#### What is being asked:
Count the lines in the records below that contain the word "life", and reply with only that number.
___
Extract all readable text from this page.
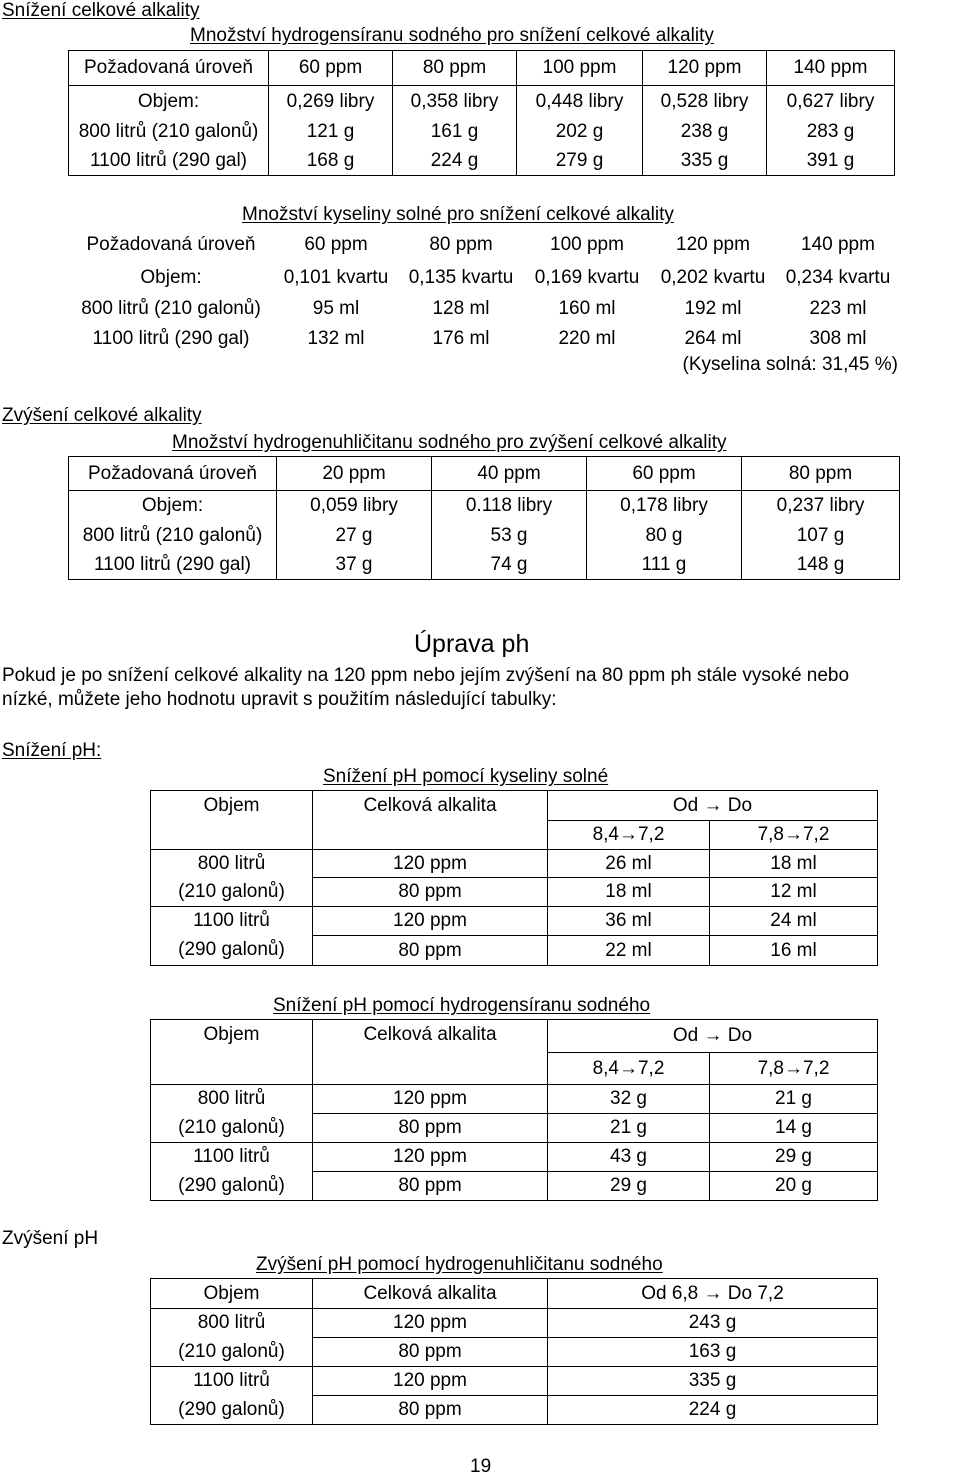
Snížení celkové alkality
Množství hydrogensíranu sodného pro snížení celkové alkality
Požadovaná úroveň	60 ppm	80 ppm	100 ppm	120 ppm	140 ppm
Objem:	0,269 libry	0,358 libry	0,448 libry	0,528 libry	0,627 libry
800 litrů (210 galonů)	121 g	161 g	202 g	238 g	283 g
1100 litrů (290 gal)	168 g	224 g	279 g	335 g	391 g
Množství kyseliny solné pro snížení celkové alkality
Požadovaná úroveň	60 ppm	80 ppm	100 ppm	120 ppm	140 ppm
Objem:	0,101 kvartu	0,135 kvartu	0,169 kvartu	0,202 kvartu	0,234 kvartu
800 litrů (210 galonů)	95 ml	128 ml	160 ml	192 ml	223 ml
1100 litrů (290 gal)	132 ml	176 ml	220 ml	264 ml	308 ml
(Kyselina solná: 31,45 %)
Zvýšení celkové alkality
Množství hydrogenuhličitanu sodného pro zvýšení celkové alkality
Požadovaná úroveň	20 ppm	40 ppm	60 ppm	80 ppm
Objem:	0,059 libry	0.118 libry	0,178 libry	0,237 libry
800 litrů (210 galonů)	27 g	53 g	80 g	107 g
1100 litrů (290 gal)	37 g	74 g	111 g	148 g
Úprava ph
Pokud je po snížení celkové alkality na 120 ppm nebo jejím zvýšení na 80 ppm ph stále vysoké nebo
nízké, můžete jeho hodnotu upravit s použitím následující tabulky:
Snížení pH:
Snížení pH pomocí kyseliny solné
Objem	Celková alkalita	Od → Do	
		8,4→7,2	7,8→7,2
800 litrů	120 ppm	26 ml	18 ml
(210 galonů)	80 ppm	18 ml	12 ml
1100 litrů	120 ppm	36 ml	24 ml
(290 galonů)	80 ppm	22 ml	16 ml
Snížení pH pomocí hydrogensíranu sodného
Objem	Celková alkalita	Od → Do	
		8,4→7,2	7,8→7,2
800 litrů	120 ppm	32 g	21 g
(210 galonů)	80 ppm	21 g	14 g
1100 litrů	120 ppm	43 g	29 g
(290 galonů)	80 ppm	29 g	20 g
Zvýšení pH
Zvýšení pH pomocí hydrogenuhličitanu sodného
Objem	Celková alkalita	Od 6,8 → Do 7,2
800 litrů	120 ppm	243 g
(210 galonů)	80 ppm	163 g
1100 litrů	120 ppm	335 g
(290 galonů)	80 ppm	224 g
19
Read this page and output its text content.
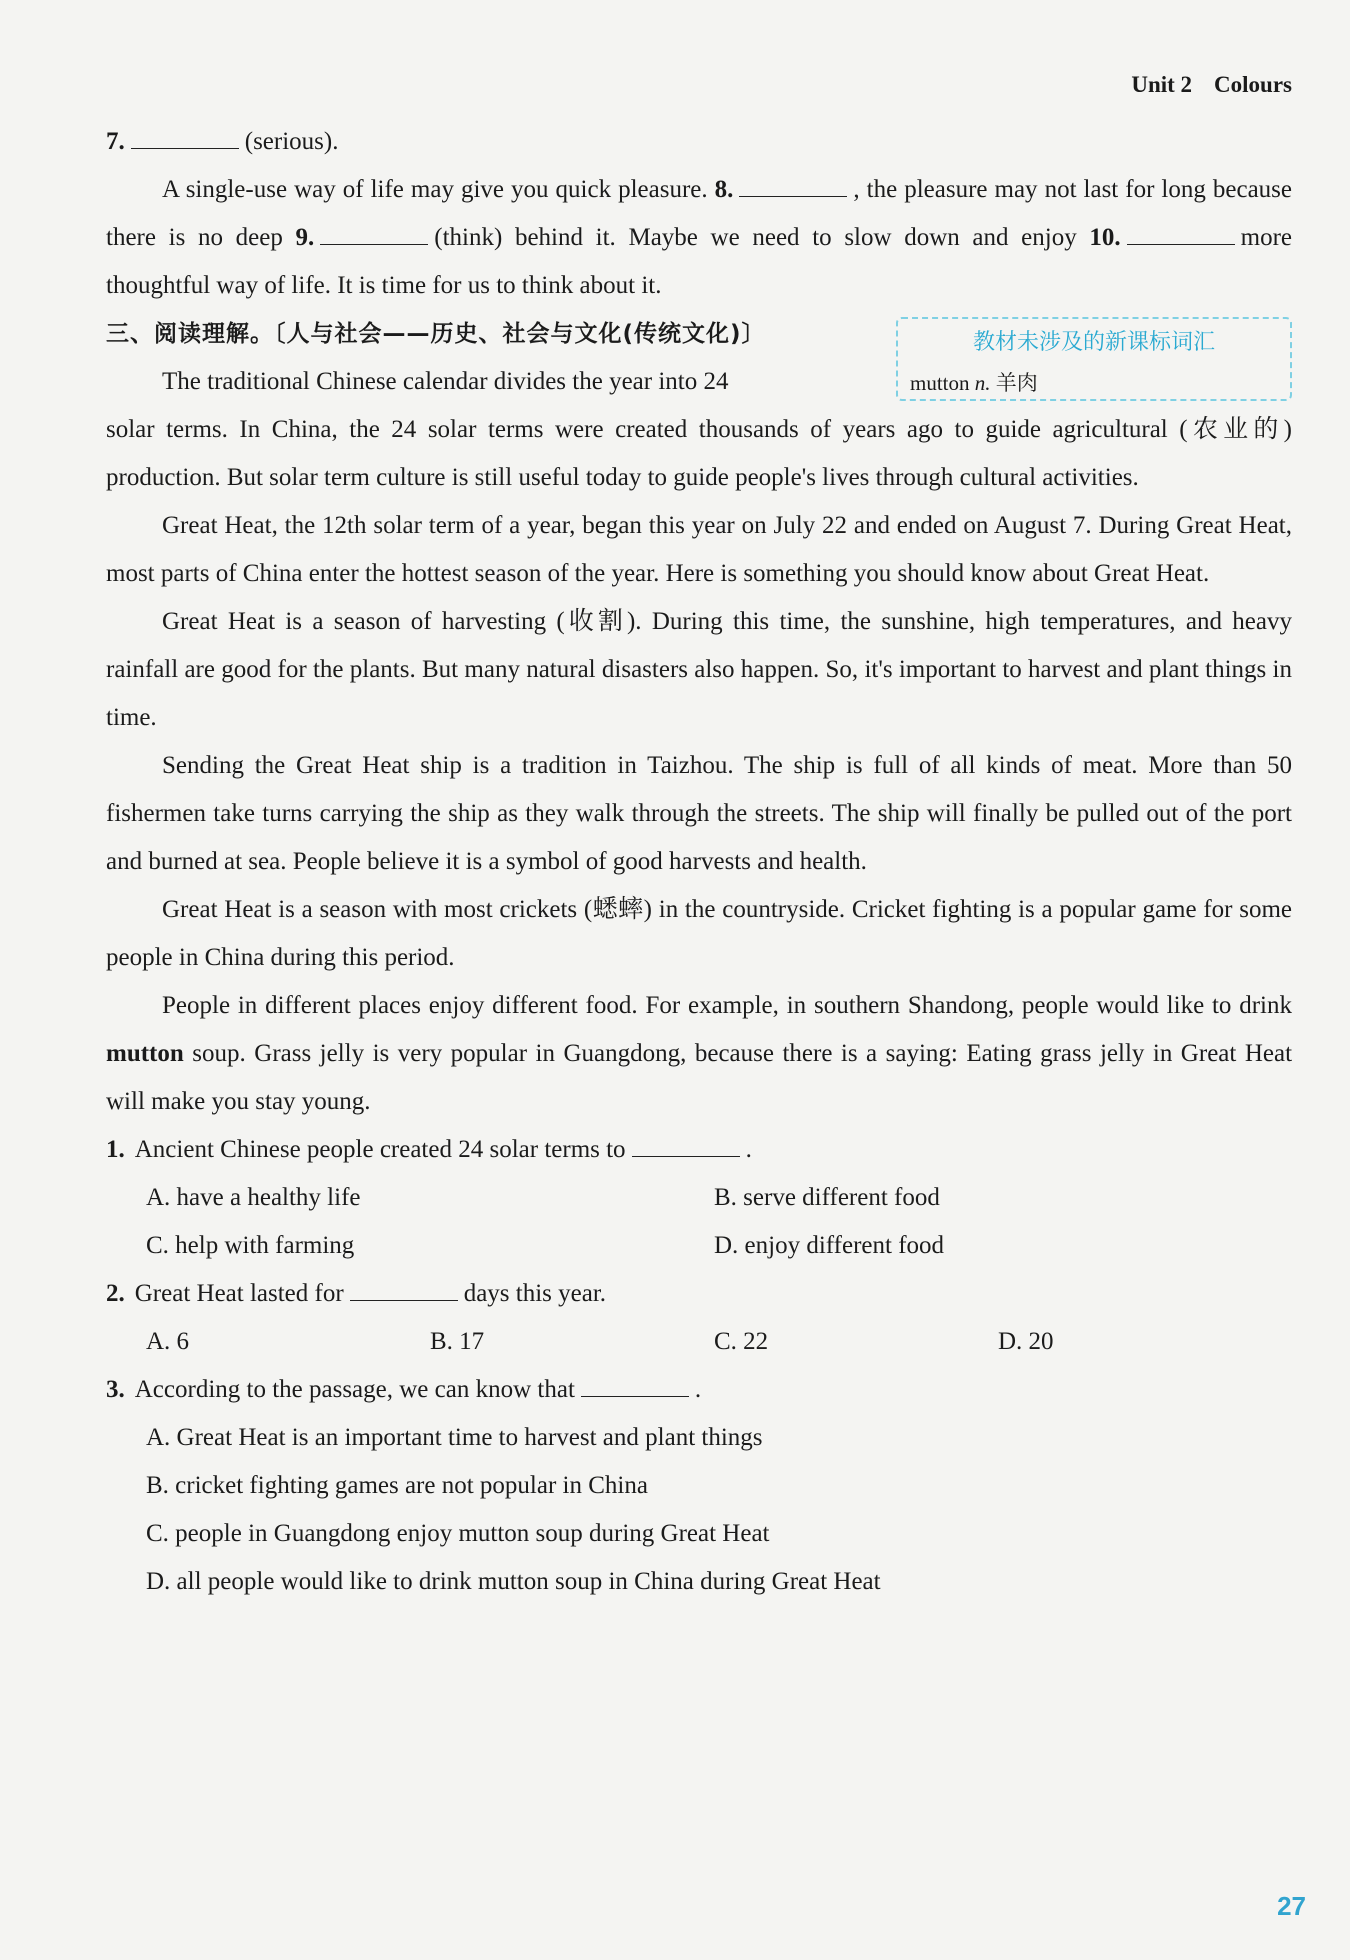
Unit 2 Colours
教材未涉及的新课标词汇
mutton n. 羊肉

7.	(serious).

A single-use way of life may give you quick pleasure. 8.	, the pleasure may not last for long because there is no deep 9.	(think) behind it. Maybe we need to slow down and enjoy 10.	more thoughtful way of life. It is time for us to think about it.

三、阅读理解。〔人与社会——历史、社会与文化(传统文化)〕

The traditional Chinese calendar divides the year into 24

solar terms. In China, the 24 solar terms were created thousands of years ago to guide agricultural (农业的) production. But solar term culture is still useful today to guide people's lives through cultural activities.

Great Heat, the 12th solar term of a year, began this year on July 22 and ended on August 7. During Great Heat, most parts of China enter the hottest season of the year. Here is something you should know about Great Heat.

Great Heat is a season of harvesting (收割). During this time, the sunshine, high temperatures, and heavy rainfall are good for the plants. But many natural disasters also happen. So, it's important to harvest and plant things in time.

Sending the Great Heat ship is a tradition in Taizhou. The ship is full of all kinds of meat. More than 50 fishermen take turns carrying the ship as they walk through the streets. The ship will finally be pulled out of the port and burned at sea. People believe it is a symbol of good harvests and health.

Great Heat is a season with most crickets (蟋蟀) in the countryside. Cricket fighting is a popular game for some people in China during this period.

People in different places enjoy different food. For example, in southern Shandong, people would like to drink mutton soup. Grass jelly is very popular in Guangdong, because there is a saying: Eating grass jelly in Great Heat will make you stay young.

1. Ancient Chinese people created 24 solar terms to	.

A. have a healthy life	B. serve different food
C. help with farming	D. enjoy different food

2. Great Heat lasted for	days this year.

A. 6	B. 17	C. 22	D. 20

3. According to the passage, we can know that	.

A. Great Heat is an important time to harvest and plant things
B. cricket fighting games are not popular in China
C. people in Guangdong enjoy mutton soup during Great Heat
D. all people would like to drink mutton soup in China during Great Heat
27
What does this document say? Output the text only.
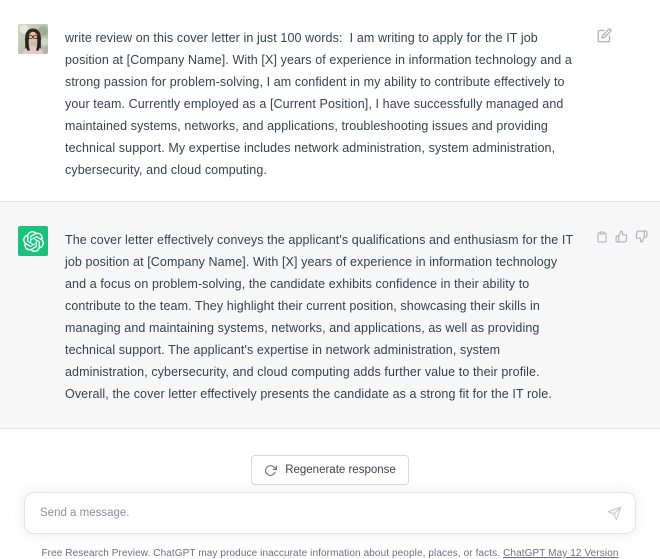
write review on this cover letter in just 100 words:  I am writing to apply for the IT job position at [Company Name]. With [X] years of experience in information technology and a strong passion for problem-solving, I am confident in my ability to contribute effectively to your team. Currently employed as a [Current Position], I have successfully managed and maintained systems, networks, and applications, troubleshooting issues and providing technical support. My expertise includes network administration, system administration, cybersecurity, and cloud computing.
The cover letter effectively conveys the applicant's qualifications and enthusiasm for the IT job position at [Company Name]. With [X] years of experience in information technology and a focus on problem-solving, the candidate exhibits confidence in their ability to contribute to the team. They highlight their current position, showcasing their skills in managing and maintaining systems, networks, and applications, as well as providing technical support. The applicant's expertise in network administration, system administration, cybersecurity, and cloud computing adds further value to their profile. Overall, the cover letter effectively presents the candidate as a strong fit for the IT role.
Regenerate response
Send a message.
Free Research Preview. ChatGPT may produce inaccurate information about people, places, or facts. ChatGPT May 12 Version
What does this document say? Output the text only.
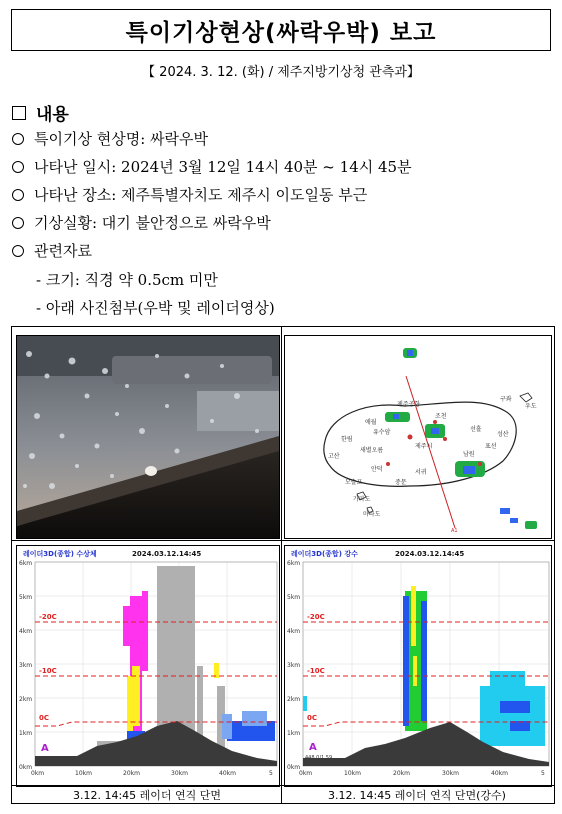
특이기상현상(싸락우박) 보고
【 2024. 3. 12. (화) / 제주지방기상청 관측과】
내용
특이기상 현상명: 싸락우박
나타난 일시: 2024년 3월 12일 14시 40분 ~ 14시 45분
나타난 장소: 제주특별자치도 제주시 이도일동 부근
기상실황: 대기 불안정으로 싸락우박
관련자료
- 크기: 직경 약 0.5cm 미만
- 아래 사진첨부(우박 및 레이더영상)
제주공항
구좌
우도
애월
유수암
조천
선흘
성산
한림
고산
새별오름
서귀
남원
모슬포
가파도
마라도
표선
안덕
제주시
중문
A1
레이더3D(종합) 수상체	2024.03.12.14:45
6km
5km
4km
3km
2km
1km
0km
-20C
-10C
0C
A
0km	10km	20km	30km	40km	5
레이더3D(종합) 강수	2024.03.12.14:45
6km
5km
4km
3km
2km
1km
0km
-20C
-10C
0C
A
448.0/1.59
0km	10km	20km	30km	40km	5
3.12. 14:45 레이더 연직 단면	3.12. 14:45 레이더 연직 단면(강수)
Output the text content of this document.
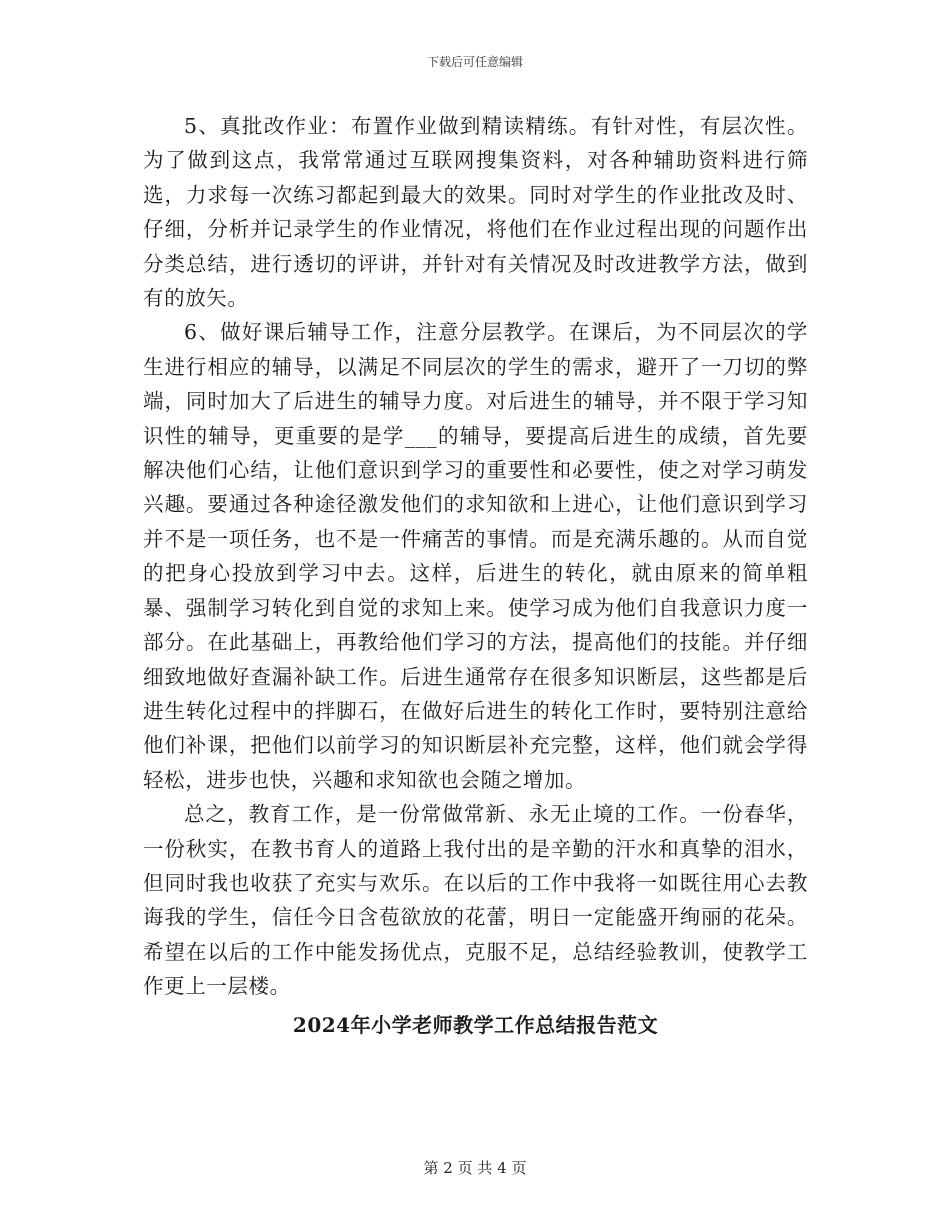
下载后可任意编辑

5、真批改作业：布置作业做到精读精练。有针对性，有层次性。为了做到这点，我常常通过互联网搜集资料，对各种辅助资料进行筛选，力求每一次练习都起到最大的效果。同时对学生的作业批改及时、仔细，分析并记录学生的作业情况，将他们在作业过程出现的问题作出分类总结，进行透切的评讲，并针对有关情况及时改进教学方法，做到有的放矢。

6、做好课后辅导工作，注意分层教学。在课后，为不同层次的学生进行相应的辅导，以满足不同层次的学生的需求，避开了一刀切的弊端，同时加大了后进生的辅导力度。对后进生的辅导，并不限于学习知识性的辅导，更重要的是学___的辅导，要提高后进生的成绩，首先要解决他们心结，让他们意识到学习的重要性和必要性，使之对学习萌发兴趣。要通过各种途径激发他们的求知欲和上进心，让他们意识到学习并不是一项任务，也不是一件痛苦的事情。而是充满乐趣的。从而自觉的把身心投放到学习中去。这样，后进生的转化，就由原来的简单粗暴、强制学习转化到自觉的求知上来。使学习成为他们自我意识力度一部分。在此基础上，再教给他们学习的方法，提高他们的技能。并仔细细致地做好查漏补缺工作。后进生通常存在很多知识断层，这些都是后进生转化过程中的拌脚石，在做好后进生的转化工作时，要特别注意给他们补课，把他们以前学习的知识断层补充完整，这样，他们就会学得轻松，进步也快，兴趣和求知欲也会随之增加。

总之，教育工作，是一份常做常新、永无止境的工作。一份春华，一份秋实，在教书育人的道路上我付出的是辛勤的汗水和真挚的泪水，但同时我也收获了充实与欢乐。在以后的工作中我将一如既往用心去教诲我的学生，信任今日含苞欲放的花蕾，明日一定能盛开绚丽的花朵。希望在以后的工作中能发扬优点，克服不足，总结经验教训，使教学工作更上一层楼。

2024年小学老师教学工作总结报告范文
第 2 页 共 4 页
___
#### Task solution:
2